**Exercise brief:**
Print out each record below, unaltered and complete, without its images.

+++ Dataset

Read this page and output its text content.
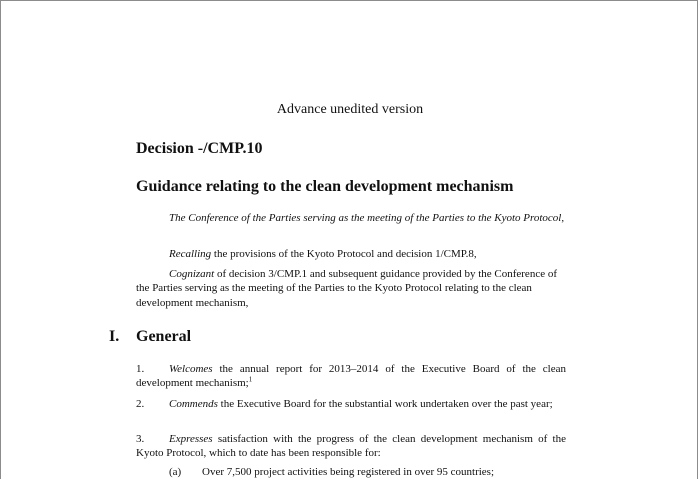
Advance unedited version
Decision -/CMP.10
Guidance relating to the clean development mechanism
The Conference of the Parties serving as the meeting of the Parties to the Kyoto Protocol,
Recalling the provisions of the Kyoto Protocol and decision 1/CMP.8,
Cognizant of decision 3/CMP.1 and subsequent guidance provided by the Conference of the Parties serving as the meeting of the Parties to the Kyoto Protocol relating to the clean development mechanism,
I. General
1. Welcomes the annual report for 2013–2014 of the Executive Board of the clean development mechanism;$^1$
2. Commends the Executive Board for the substantial work undertaken over the past year;
3. Expresses satisfaction with the progress of the clean development mechanism of the Kyoto Protocol, which to date has been responsible for:
(a) Over 7,500 project activities being registered in over 95 countries;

++++++

**The output:**
Read this page and output its text content.
Advance unedited version
Decision -/CMP.10
Guidance relating to the clean development mechanism
The Conference of the Parties serving as the meeting of the Parties to the Kyoto Protocol,
Recalling the provisions of the Kyoto Protocol and decision 1/CMP.8,
Cognizant of decision 3/CMP.1 and subsequent guidance provided by the Conference of the Parties serving as the meeting of the Parties to the Kyoto Protocol relating to the clean development mechanism,
I. General
1. Welcomes the annual report for 2013–2014 of the Executive Board of the clean development mechanism;$^1$
2. Commends the Executive Board for the substantial work undertaken over the past year;
3. Expresses satisfaction with the progress of the clean development mechanism of the Kyoto Protocol, which to date has been responsible for:
(a) Over 7,500 project activities being registered in over 95 countries;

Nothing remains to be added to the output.